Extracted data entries
--- Begin ---

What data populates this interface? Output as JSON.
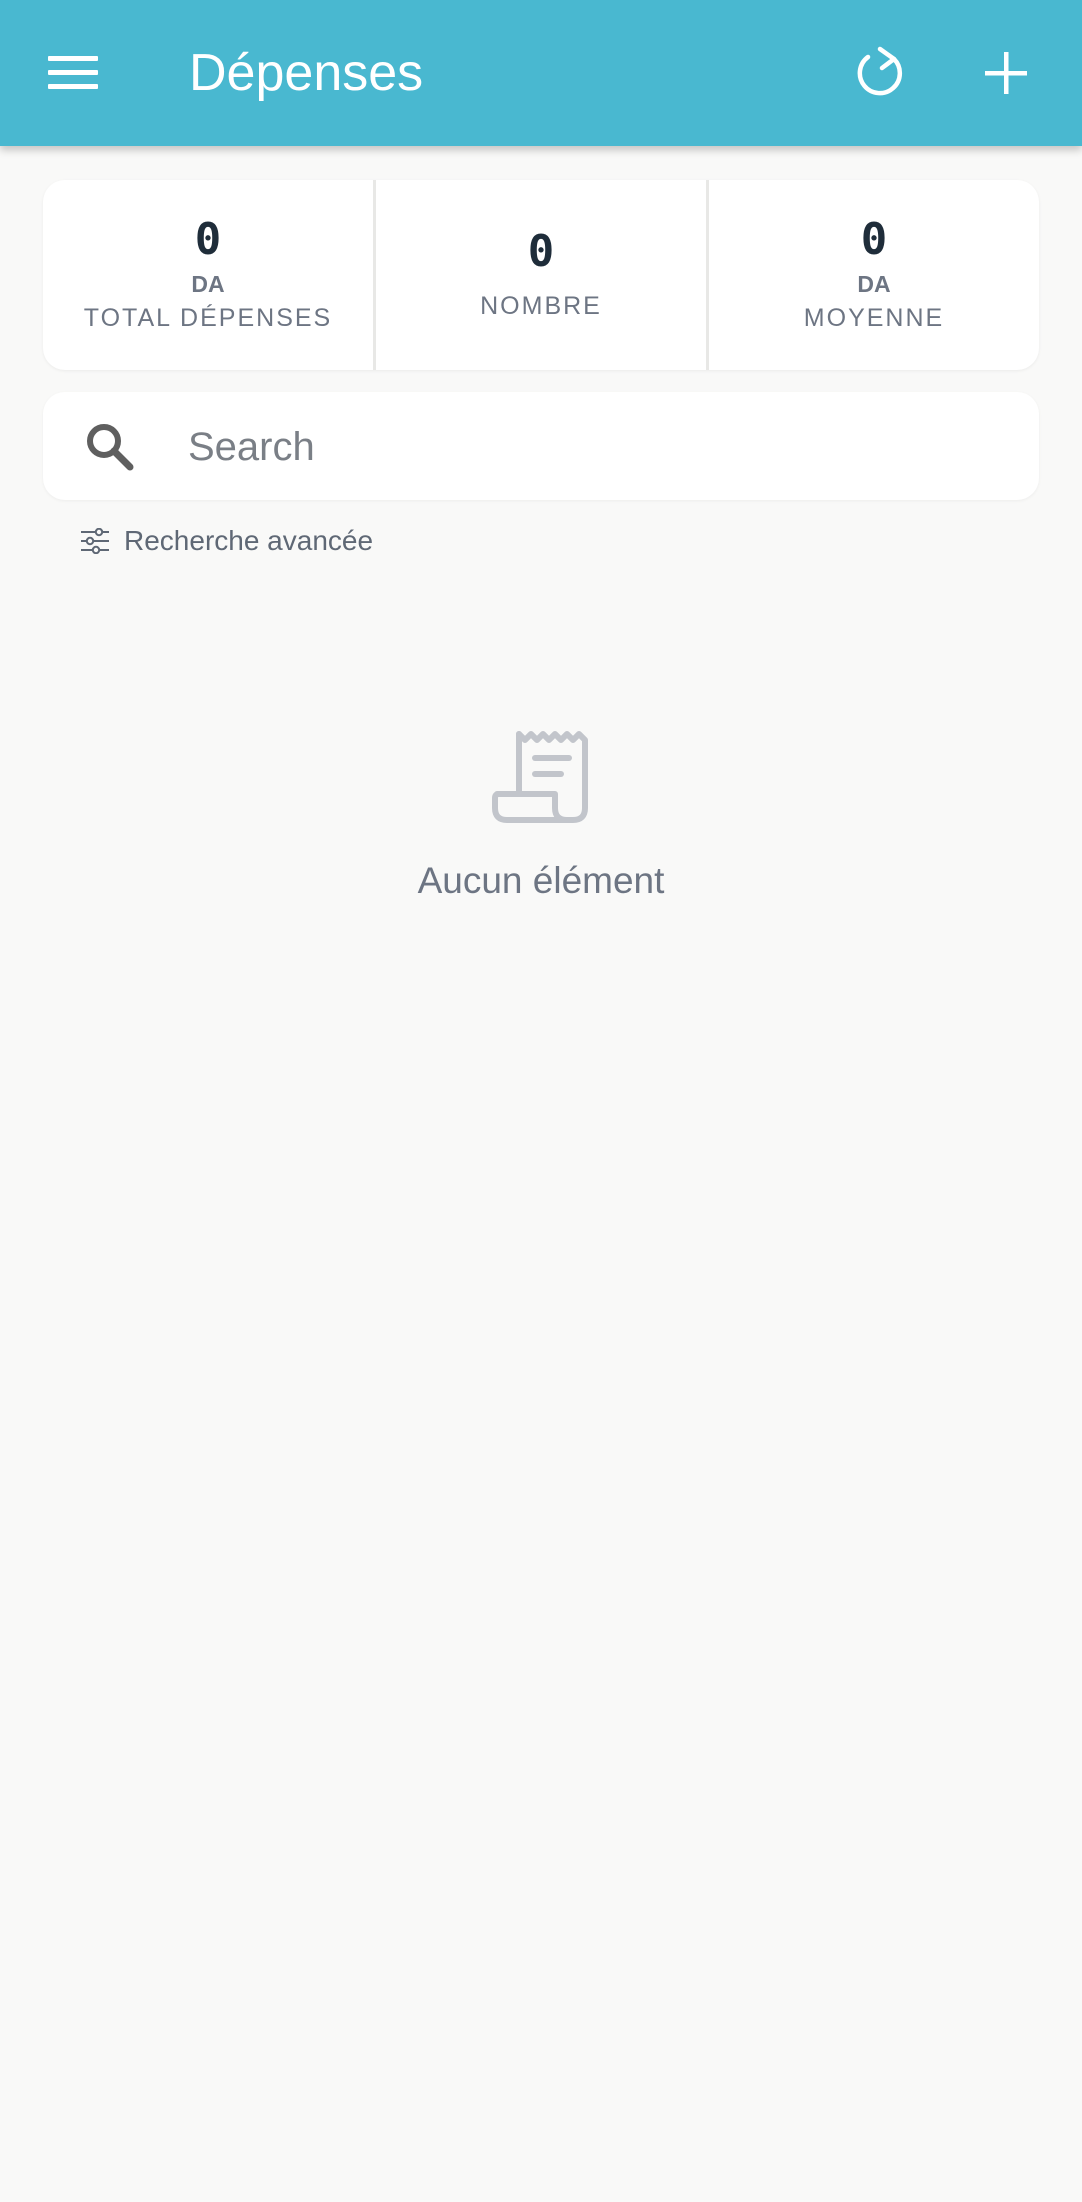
{
  "appbar": {
    "title": "Dépenses",
    "icons": {
      "menu": "menu-icon",
      "refresh": "refresh-icon",
      "add": "add-icon"
    },
    "color": "#49b8d0"
  },
  "stats": [
    {
      "value": "0",
      "unit": "DA",
      "label": "TOTAL DÉPENSES"
    },
    {
      "value": "0",
      "label": "NOMBRE"
    },
    {
      "value": "0",
      "unit": "DA",
      "label": "MOYENNE"
    }
  ],
  "search": {
    "placeholder": "Search",
    "value": ""
  },
  "advanced_search": {
    "label": "Recherche avancée"
  },
  "empty_state": {
    "icon": "receipt-icon",
    "message": "Aucun élément"
  }
}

--- End ---

▶ [Goal] Reproduce the records above exactly, leaving out every picture they contain.

▶ [Task response]
What data populates this interface? Output as JSON.
{
  "appbar": {
    "title": "Dépenses",
    "icons": {
      "menu": "menu-icon",
      "refresh": "refresh-icon",
      "add": "add-icon"
    },
    "color": "#49b8d0"
  },
  "stats": [
    {
      "value": "0",
      "unit": "DA",
      "label": "TOTAL DÉPENSES"
    },
    {
      "value": "0",
      "label": "NOMBRE"
    },
    {
      "value": "0",
      "unit": "DA",
      "label": "MOYENNE"
    }
  ],
  "search": {
    "placeholder": "Search",
    "value": ""
  },
  "advanced_search": {
    "label": "Recherche avancée"
  },
  "empty_state": {
    "icon": "receipt-icon",
    "message": "Aucun élément"
  }
}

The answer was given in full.